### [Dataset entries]

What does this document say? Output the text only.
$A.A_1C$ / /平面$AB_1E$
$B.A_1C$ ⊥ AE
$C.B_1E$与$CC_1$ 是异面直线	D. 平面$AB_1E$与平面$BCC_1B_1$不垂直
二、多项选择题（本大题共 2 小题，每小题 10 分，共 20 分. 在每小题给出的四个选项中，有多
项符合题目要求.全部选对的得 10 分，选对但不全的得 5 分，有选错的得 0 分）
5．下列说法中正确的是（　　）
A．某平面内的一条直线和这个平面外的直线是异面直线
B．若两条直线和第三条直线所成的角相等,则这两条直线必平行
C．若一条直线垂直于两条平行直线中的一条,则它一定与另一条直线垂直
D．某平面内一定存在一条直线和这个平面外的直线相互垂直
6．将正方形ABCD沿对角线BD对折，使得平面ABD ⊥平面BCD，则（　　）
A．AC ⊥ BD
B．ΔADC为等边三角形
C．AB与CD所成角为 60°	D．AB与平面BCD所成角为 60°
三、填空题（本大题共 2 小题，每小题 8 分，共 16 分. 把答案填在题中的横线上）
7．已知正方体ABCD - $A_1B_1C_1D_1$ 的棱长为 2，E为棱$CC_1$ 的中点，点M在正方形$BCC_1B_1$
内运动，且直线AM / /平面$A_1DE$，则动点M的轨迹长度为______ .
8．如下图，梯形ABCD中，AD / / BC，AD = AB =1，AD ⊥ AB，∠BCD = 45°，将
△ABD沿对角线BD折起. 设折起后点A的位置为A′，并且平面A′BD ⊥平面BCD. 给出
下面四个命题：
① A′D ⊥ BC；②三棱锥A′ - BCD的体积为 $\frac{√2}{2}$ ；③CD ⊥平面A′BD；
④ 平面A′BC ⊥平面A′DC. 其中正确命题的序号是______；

### [Request]
Your task is to quote all of the data word for word.

### [Result]
What does this document say? Output the text only.
$A.A_1C$ / /平面$AB_1E$
$B.A_1C$ ⊥ AE
$C.B_1E$与$CC_1$ 是异面直线	D. 平面$AB_1E$与平面$BCC_1B_1$不垂直
二、多项选择题（本大题共 2 小题，每小题 10 分，共 20 分. 在每小题给出的四个选项中，有多
项符合题目要求.全部选对的得 10 分，选对但不全的得 5 分，有选错的得 0 分）
5．下列说法中正确的是（　　）
A．某平面内的一条直线和这个平面外的直线是异面直线
B．若两条直线和第三条直线所成的角相等,则这两条直线必平行
C．若一条直线垂直于两条平行直线中的一条,则它一定与另一条直线垂直
D．某平面内一定存在一条直线和这个平面外的直线相互垂直
6．将正方形ABCD沿对角线BD对折，使得平面ABD ⊥平面BCD，则（　　）
A．AC ⊥ BD
B．ΔADC为等边三角形
C．AB与CD所成角为 60°	D．AB与平面BCD所成角为 60°
三、填空题（本大题共 2 小题，每小题 8 分，共 16 分. 把答案填在题中的横线上）
7．已知正方体ABCD - $A_1B_1C_1D_1$ 的棱长为 2，E为棱$CC_1$ 的中点，点M在正方形$BCC_1B_1$
内运动，且直线AM / /平面$A_1DE$，则动点M的轨迹长度为______ .
8．如下图，梯形ABCD中，AD / / BC，AD = AB =1，AD ⊥ AB，∠BCD = 45°，将
△ABD沿对角线BD折起. 设折起后点A的位置为A′，并且平面A′BD ⊥平面BCD. 给出
下面四个命题：
① A′D ⊥ BC；②三棱锥A′ - BCD的体积为 $\frac{√2}{2}$ ；③CD ⊥平面A′BD；
④ 平面A′BC ⊥平面A′DC. 其中正确命题的序号是______；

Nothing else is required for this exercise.